[SHORT TASK] Output every line of the data exactly as it appears.

[RECORD EXTRACTS]
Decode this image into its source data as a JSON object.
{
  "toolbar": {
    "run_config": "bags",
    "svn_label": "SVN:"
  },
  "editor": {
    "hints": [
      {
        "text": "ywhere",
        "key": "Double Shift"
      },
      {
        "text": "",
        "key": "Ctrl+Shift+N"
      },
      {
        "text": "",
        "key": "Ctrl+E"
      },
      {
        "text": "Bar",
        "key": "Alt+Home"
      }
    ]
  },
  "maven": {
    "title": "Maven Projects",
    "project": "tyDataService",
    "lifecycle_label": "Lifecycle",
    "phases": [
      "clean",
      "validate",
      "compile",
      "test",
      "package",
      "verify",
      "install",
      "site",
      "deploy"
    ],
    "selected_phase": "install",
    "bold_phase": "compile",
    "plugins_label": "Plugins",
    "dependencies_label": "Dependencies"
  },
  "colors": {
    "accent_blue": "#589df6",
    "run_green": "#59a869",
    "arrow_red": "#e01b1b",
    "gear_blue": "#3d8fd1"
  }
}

[FULL RESPONSE]
Decode this image into its source data as a JSON object.
{
  "toolbar": {
    "run_config": "bags",
    "svn_label": "SVN:"
  },
  "editor": {
    "hints": [
      {
        "text": "ywhere",
        "key": "Double Shift"
      },
      {
        "text": "",
        "key": "Ctrl+Shift+N"
      },
      {
        "text": "",
        "key": "Ctrl+E"
      },
      {
        "text": "Bar",
        "key": "Alt+Home"
      }
    ]
  },
  "maven": {
    "title": "Maven Projects",
    "project": "tyDataService",
    "lifecycle_label": "Lifecycle",
    "phases": [
      "clean",
      "validate",
      "compile",
      "test",
      "package",
      "verify",
      "install",
      "site",
      "deploy"
    ],
    "selected_phase": "install",
    "bold_phase": "compile",
    "plugins_label": "Plugins",
    "dependencies_label": "Dependencies"
  },
  "colors": {
    "accent_blue": "#589df6",
    "run_green": "#59a869",
    "arrow_red": "#e01b1b",
    "gear_blue": "#3d8fd1"
  }
}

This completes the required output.